--- Start of Stored data ---

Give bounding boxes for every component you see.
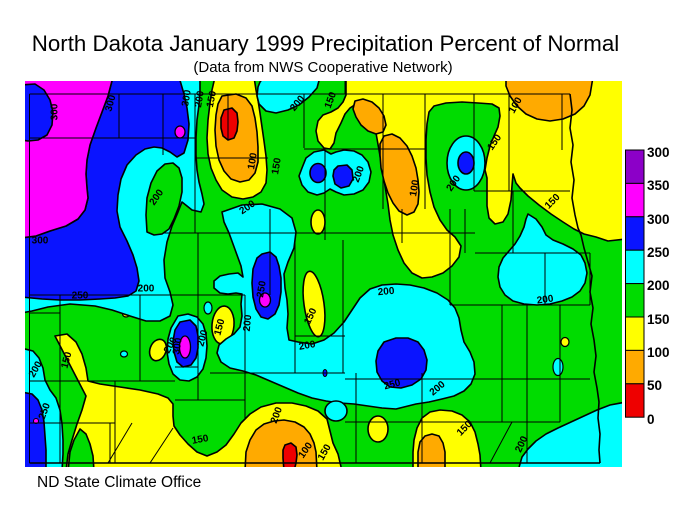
svg-text:150: 150 bbox=[212, 317, 227, 336]
svg-text:150: 150 bbox=[647, 312, 670, 327]
svg-text:350: 350 bbox=[647, 178, 670, 193]
svg-text:300: 300 bbox=[647, 145, 670, 160]
svg-text:300: 300 bbox=[50, 103, 61, 120]
svg-text:200: 200 bbox=[242, 314, 254, 332]
svg-text:200: 200 bbox=[298, 339, 317, 353]
svg-text:300: 300 bbox=[171, 337, 185, 356]
svg-text:300: 300 bbox=[180, 89, 194, 108]
svg-text:200: 200 bbox=[647, 278, 670, 293]
svg-text:250: 250 bbox=[647, 245, 670, 260]
svg-text:100: 100 bbox=[408, 179, 422, 198]
svg-text:150: 150 bbox=[205, 89, 219, 108]
svg-text:300: 300 bbox=[103, 93, 118, 112]
svg-text:300: 300 bbox=[32, 236, 49, 247]
svg-text:150: 150 bbox=[59, 350, 74, 369]
svg-text:100: 100 bbox=[246, 152, 260, 171]
svg-text:200: 200 bbox=[195, 328, 210, 347]
svg-text:250: 250 bbox=[255, 280, 269, 299]
svg-text:50: 50 bbox=[647, 378, 662, 393]
svg-text:200: 200 bbox=[138, 284, 155, 295]
svg-text:100: 100 bbox=[647, 345, 670, 360]
svg-text:0: 0 bbox=[647, 412, 655, 427]
svg-text:200: 200 bbox=[377, 286, 395, 298]
svg-text:150: 150 bbox=[191, 433, 210, 447]
svg-text:250: 250 bbox=[72, 291, 89, 302]
svg-text:150: 150 bbox=[270, 157, 284, 176]
svg-text:200: 200 bbox=[536, 293, 554, 306]
svg-text:250: 250 bbox=[383, 377, 402, 392]
svg-text:200: 200 bbox=[193, 90, 207, 109]
svg-text:300: 300 bbox=[647, 212, 670, 227]
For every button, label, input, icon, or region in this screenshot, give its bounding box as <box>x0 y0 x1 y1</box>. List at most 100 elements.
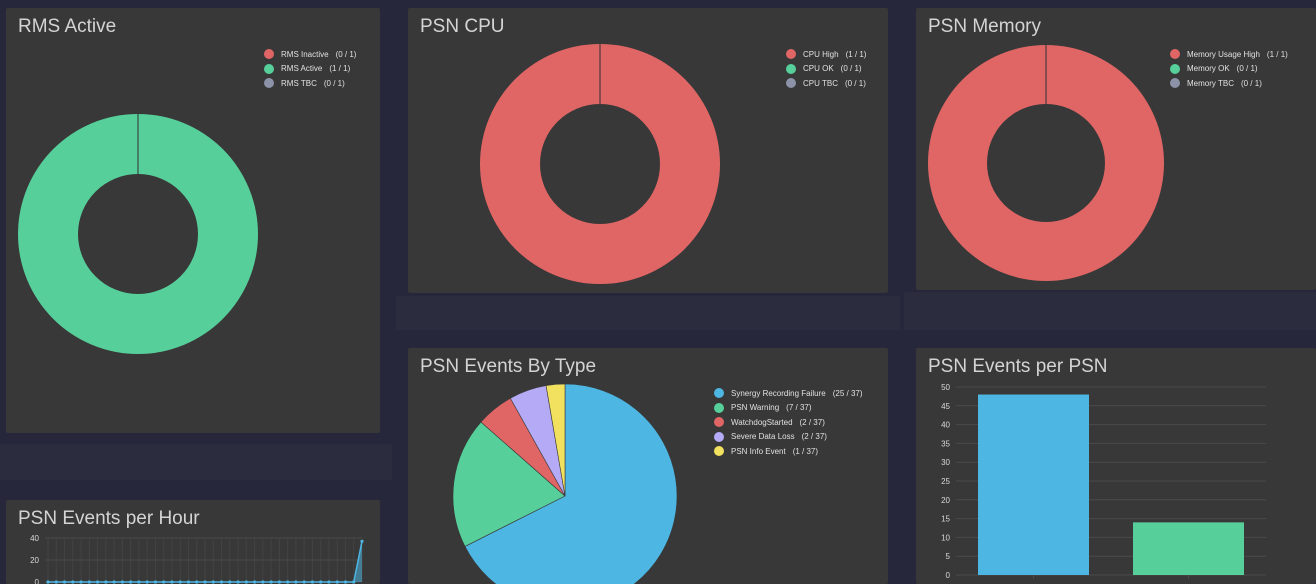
y-tick-label: 35 <box>941 439 950 448</box>
data-point[interactable] <box>112 580 116 584</box>
donut-hole <box>987 104 1105 222</box>
legend-swatch <box>1170 49 1180 60</box>
data-point[interactable] <box>286 580 290 584</box>
legend-item[interactable]: Severe Data Loss (2 / 37) <box>714 430 863 445</box>
panel-title: PSN Events per Hour <box>18 508 200 529</box>
rms-active-donut <box>18 114 258 354</box>
data-point[interactable] <box>162 580 166 584</box>
data-point[interactable] <box>145 580 149 584</box>
data-point[interactable] <box>219 580 224 584</box>
y-tick-label: 15 <box>941 515 950 524</box>
legend-swatch <box>714 446 724 457</box>
data-point[interactable] <box>236 580 240 584</box>
panel-title: RMS Active <box>18 16 117 37</box>
data-point[interactable] <box>327 580 331 584</box>
events-per-hour-panel: PSN Events per Hour 0 20 40 <box>6 500 380 584</box>
legend-item[interactable]: PSN Info Event (1 / 37) <box>714 444 863 459</box>
data-point[interactable] <box>170 580 174 584</box>
data-point[interactable] <box>360 539 364 543</box>
legend-swatch <box>714 431 724 442</box>
legend-item[interactable]: RMS Inactive (0 / 1) <box>264 47 356 62</box>
legend-item[interactable]: Memory Usage High (1 / 1) <box>1170 47 1288 62</box>
legend-count: (0 / 1) <box>844 78 866 88</box>
pie-slice-synergy-recording-failure[interactable] <box>464 383 678 584</box>
data-point[interactable] <box>46 580 50 584</box>
rms-active-panel: RMS Active RMS Inactive (0 / 1) RMS Acti… <box>6 8 380 433</box>
data-point[interactable] <box>186 580 191 584</box>
y-tick-label: 5 <box>946 552 951 561</box>
legend-label: PSN Warning <box>731 403 780 413</box>
panel-title: PSN Events By Type <box>420 356 597 377</box>
legend-item[interactable]: CPU OK (0 / 1) <box>786 62 866 77</box>
legend-label: Memory Usage High <box>1187 49 1260 59</box>
legend-label: Memory TBC <box>1187 78 1234 88</box>
data-point[interactable] <box>310 580 315 584</box>
data-point[interactable] <box>153 580 158 584</box>
data-point[interactable] <box>79 580 83 584</box>
legend-swatch <box>786 78 796 89</box>
legend-item[interactable]: PSN Warning (7 / 37) <box>714 401 863 416</box>
data-point[interactable] <box>343 580 348 584</box>
legend-count: (1 / 1) <box>329 64 351 74</box>
events-per-psn-bar-chart: 0 5 10 15 20 25 30 35 40 45 50 <box>941 383 1266 580</box>
legend-item[interactable]: RMS TBC (0 / 1) <box>264 76 356 91</box>
data-point[interactable] <box>95 580 100 584</box>
data-point[interactable] <box>269 580 273 584</box>
y-tick-label: 50 <box>941 383 950 392</box>
data-point[interactable] <box>178 580 182 584</box>
y-tick-label: 40 <box>941 421 950 430</box>
legend-swatch <box>786 49 796 60</box>
data-point[interactable] <box>228 580 232 584</box>
legend-item[interactable]: WatchdogStarted (2 / 37) <box>714 415 863 430</box>
y-tick-label: 20 <box>30 556 39 565</box>
legend-count: (0 / 1) <box>1240 78 1262 88</box>
data-point[interactable] <box>203 580 207 584</box>
legend-label: CPU TBC <box>803 78 838 88</box>
data-point[interactable] <box>352 580 356 584</box>
events-per-psn-panel: PSN Events per PSN 0 5 10 15 20 25 30 35 40 45 50 <box>916 348 1316 584</box>
events-per-hour-line-chart: 0 20 40 <box>30 534 364 584</box>
pie-slice-psn-warning[interactable] <box>452 421 566 547</box>
legend-count: (0 / 1) <box>840 64 862 74</box>
data-point[interactable] <box>319 580 323 584</box>
legend-item[interactable]: CPU High (1 / 1) <box>786 47 866 62</box>
legend-count: (0 / 1) <box>335 49 357 59</box>
data-point[interactable] <box>244 580 248 584</box>
data-point[interactable] <box>211 580 215 584</box>
legend-item[interactable]: Memory OK (0 / 1) <box>1170 62 1288 77</box>
legend-count: (7 / 37) <box>786 403 812 413</box>
data-point[interactable] <box>294 580 298 584</box>
data-point[interactable] <box>335 580 339 584</box>
data-point[interactable] <box>302 580 306 584</box>
legend-item[interactable]: CPU TBC (0 / 1) <box>786 76 866 91</box>
psn-cpu-donut <box>480 44 720 284</box>
data-point[interactable] <box>277 580 281 584</box>
legend-swatch <box>264 49 274 60</box>
legend-label: Severe Data Loss <box>731 432 795 442</box>
data-point[interactable] <box>104 580 108 584</box>
legend-item[interactable]: Synergy Recording Failure (25 / 37) <box>714 386 863 401</box>
data-point[interactable] <box>195 580 199 584</box>
bar[interactable] <box>978 394 1089 575</box>
legend-swatch <box>714 417 724 428</box>
data-point[interactable] <box>71 580 75 584</box>
legend-swatch <box>264 78 274 89</box>
psn-memory-donut <box>928 45 1164 281</box>
gutter <box>0 444 392 480</box>
data-point[interactable] <box>87 580 91 584</box>
data-point[interactable] <box>120 580 124 584</box>
legend-item[interactable]: Memory TBC (0 / 1) <box>1170 76 1288 91</box>
pie-slice-psn-info-event[interactable] <box>545 383 566 497</box>
data-point[interactable] <box>62 580 67 584</box>
legend-label: RMS Inactive <box>281 49 329 59</box>
data-point[interactable] <box>137 580 141 584</box>
legend-swatch <box>1170 78 1180 89</box>
data-point[interactable] <box>54 580 58 584</box>
data-point[interactable] <box>129 580 133 584</box>
bar[interactable] <box>1133 522 1244 575</box>
data-point[interactable] <box>261 580 265 584</box>
chart-legend: Synergy Recording Failure (25 / 37) PSN … <box>714 386 863 459</box>
legend-item[interactable]: RMS Active (1 / 1) <box>264 62 356 77</box>
gutter <box>396 296 900 330</box>
data-point[interactable] <box>252 580 257 584</box>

--- End of Stored data ---

Work required » Render the data lines between the line holding "y-tick-label: 35 <box>941 439 950 448</box>" and the line holding "legend-swatch <box>714 431 724 442</box>", inclusive, as a Markdown table with the columns Row and Line. Number each row and skip any blank lines.

Written answer »
| Row | Line |
|---|---|
| 1 | y-tick-label: 35 <box>941 439 950 448</box> |
| 2 | data-point[interactable] <box>112 580 116 584</box> |
| 3 | donut-hole <box>987 104 1105 222</box> |
| 4 | legend-swatch <box>1170 49 1180 60</box> |
| 5 | data-point[interactable] <box>286 580 290 584</box> |
| 6 | legend-item[interactable]: Severe Data Loss (2 / 37) <box>714 430 863 445</box> |
| 7 | panel-title: PSN Events per Hour <box>18 508 200 529</box> |
| 8 | rms-active-donut <box>18 114 258 354</box> |
| 9 | data-point[interactable] <box>162 580 166 584</box> |
| 10 | data-point[interactable] <box>145 580 149 584</box> |
| 11 | data-point[interactable] <box>219 580 224 584</box> |
| 12 | y-tick-label: 15 <box>941 515 950 524</box> |
| 13 | legend-swatch <box>714 446 724 457</box> |
| 14 | data-point[interactable] <box>236 580 240 584</box> |
| 15 | panel-title: RMS Active <box>18 16 117 37</box> |
| 16 | data-point[interactable] <box>327 580 331 584</box> |
| 17 | events-per-hour-panel: PSN Events per Hour 0 20 40 <box>6 500 380 584</box> |
| 18 | legend-item[interactable]: PSN Info Event (1 / 37) <box>714 444 863 459</box> |
| 19 | data-point[interactable] <box>170 580 174 584</box> |
| 20 | data-point[interactable] <box>360 539 364 543</box> |
| 21 | legend-swatch <box>714 431 724 442</box> |